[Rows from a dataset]
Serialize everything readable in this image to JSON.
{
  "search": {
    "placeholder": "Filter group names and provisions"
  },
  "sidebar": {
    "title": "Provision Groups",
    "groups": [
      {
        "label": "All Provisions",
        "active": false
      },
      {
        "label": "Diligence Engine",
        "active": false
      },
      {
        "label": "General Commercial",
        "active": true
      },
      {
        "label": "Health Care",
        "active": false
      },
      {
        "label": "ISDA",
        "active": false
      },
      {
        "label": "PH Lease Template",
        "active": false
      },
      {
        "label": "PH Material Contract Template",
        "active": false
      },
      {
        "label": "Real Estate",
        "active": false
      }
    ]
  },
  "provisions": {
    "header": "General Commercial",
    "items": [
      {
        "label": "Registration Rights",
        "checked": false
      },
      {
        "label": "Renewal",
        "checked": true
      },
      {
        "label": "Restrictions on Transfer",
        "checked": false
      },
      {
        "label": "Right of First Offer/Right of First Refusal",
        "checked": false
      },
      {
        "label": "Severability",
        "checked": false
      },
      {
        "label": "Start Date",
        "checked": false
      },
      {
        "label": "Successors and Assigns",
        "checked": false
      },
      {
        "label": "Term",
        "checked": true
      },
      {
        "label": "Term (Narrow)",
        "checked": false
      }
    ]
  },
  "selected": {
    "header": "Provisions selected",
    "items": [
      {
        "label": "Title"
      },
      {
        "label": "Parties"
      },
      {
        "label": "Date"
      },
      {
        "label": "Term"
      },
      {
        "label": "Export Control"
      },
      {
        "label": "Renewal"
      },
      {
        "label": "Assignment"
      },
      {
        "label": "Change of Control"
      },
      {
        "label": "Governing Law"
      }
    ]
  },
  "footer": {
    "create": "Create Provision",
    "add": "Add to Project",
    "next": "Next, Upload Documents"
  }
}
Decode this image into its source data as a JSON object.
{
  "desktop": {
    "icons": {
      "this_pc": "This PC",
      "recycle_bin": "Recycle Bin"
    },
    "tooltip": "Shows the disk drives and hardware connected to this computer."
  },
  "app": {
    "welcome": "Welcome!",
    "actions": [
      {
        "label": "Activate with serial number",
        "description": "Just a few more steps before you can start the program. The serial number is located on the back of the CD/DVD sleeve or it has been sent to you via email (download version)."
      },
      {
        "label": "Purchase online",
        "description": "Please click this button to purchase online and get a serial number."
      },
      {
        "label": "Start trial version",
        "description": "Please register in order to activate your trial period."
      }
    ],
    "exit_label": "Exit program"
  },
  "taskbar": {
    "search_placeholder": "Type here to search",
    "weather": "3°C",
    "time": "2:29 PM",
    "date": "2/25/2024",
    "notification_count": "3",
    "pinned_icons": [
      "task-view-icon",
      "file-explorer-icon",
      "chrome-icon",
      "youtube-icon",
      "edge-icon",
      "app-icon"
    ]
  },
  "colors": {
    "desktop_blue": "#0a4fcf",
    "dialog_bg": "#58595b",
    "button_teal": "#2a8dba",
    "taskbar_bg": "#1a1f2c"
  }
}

• **Brief**:
Search the listing above for the string "Template". Copy every line that contains it.

• **Exercise output**:
        "label": "PH Lease Template",
        "label": "PH Material Contract Template",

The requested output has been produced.